Exercise> Count the lines below that contain the word "were", and report only that number.

(Dataset entries)
○ ○ ○ ○
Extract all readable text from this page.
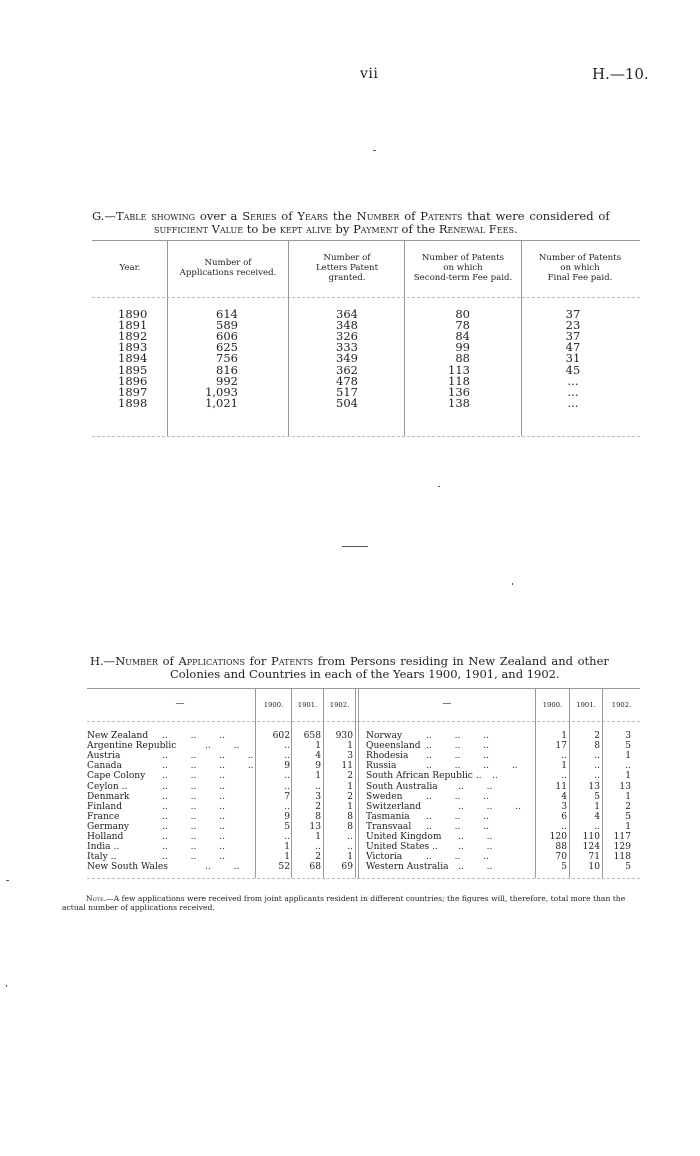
vii	H.—10.
G.—Table showing over a Series of Years the Number of Patents that were considered of
sufficient Value to be kept alive by Payment of the Renewal Fees.
Year.	Number of
Applications received.
Number of
Letters Patent
granted.
Number of Patents
on which
Second-term Fee paid.
Number of Patents
on which
Final Fee paid.
1890	614	364	80	37
1891	589	348	78	23
1892	606	326	84	37
1893	625	333	99	47
1894	756	349	88	31
1895	816	362	113	45
1896	992	478	118	...
1897	1,093	517	136	...
1898	1,021	504	138	...
H.—Number of Applications for Patents from Persons residing in New Zealand and other
Colonies and Countries in each of the Years 1900, 1901, and 1902.
—	1900.	1901.	1902.	—	1900.	1901.	1902.
New Zealand ..        ..        ..	602	658	930
Argentine Republic	..        ..	..	1	1
Austria	..        ..        ..        ..	..	4	3
Canada	..        ..        ..        ..	9	9	11
Cape Colony ..        ..        ..	..	1	2
Ceylon ..	..        ..        ..	..	..	1
Denmark	..        ..        ..	7	3	2
Finland	..        ..        ..	..	2	1
France	..        ..        ..	9	8	8
Germany	..        ..        ..	5	13	8
Holland	..        ..        ..	..	1	..
India ..	..        ..        ..	1	..	..
Italy ..	..        ..        ..	1	2	1
New South Wales	..        ..	52	68	69
Norway	..        ..        ..	1	2	3
Queensland ..        ..        ..	17	8	5
Rhodesia ..        ..        ..	..	..	1
Russia	..        ..        ..        ..	1	..	..
South African Republic .. ..	..	..	1
South Australia ..        ..	11	13	13
Sweden	..        ..        ..	4	5	1
Switzerland	..        ..        ..	3	1	2
Tasmania ..        ..        ..	6	4	5
Transvaal ..        ..        ..	..	..	1
United Kingdom ..        ..	120	110	117
United States .. ..        ..	88	124	129
Victoria	..        ..        ..	70	71	118
Western Australia ..        ..	5	10	5
Note.—A few applications were received from joint applicants resident in different countries; the figures will, therefore, total more than the actual number of applications received.
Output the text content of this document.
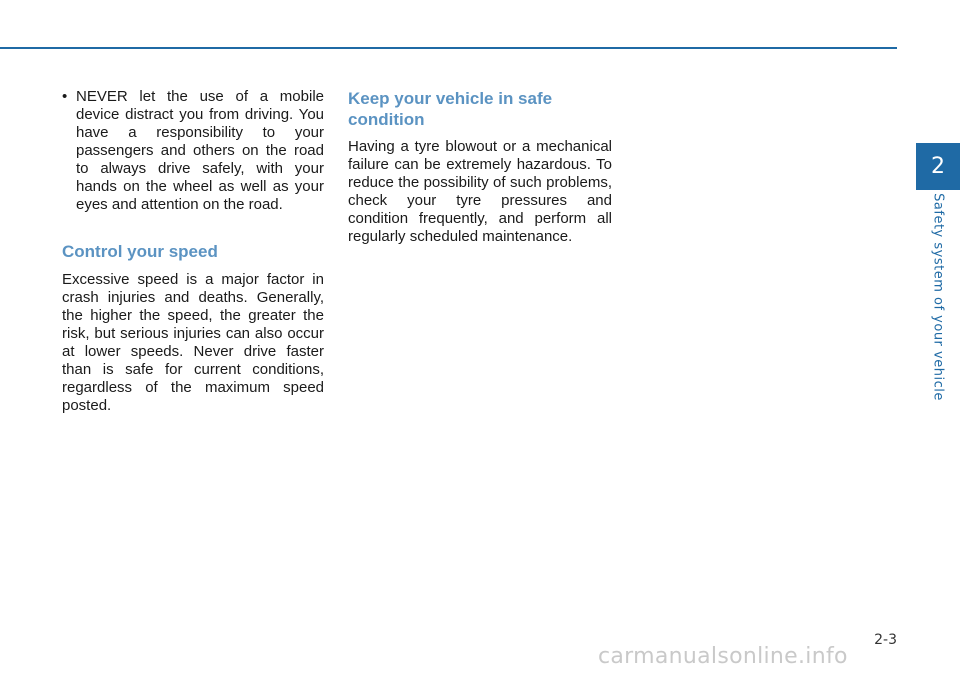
• NEVER let the use of a mobile device distract you from driving. You have a responsibility to your passengers and others on the road to always drive safely, with your hands on the wheel as well as your eyes and attention on the road.
Control your speed

Excessive speed is a major factor in crash injuries and deaths. Generally, the higher the speed, the greater the risk, but serious injuries can also occur at lower speeds. Never drive faster than is safe for current conditions, regardless of the maximum speed posted.

Keep your vehicle in safe condition

Having a tyre blowout or a mechanical failure can be extremely hazardous. To reduce the possibility of such problems, check your tyre pressures and condition frequently, and perform all regularly scheduled maintenance.

2
Safety system of your vehicle
2-3
carmanualsonline.info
○ ○ ○ ○
Final result> 2